Ich war nicht dabei auf der heutigen Demo auf dem Rosa-Luxemburg-Platz. Mir fehlt noch immer eine klare Abgrenzung der Veranstaltenden von offen rechtsradikalen UnterstützerInnen. Deshalb bin in angewiesen auf die Medien, um mir ein Bild machen zu können. Was da im Angebot ist, kann nur als Meinungsmache der übelsten Art angesehen werden. Dabei schießt wieder einmal der Tagesspiegel den Vogel ab.
──────────
__ARBEITSANWEISUNGEN__:
(1) Mit welchen Wörtern beginnen die einzelnen Sätze im Textauszug?
(2) Wie lautet der Satz „Mir fehlt noch immer eine klare Abgrenzung der Veranstaltenden von offen rechtsradikalen UnterstützerInnen.“ aus dem Textauszug auf Englisch?

__ERFASSTE DATEN__:
──────────
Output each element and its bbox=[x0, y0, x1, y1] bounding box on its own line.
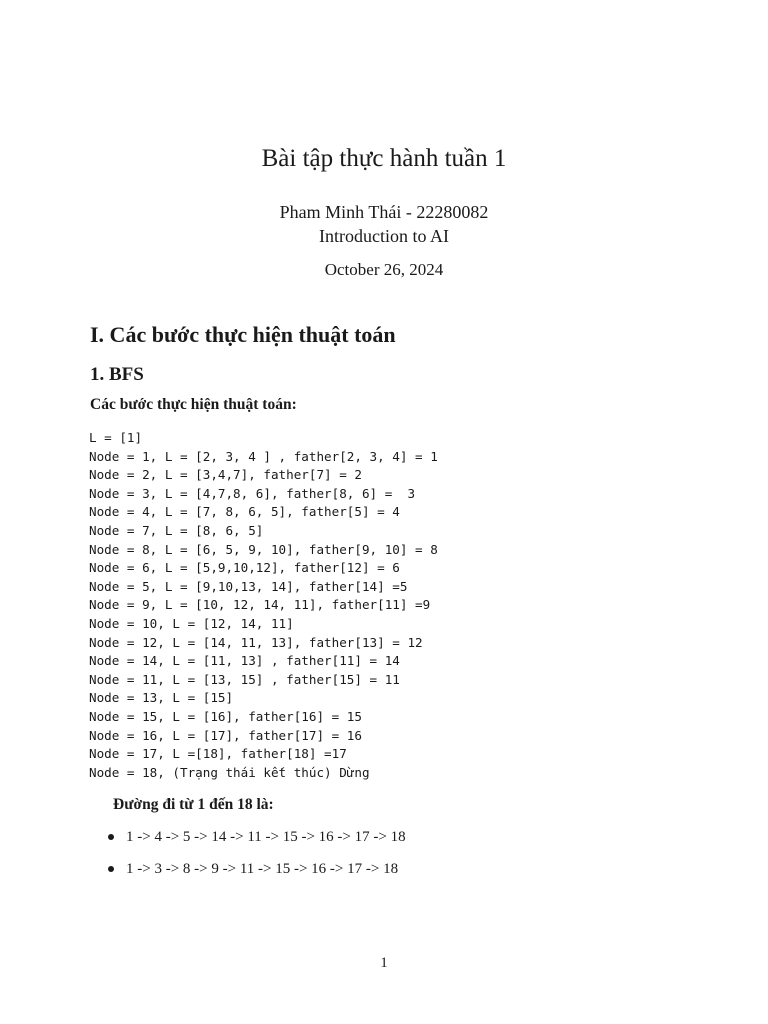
──────────
__ANTWORTEN__:
(1) Ich, Mir, Deshalb, Was, Dabei

(2) I am still missing a clear separation of the organizers from openly far-right supporters.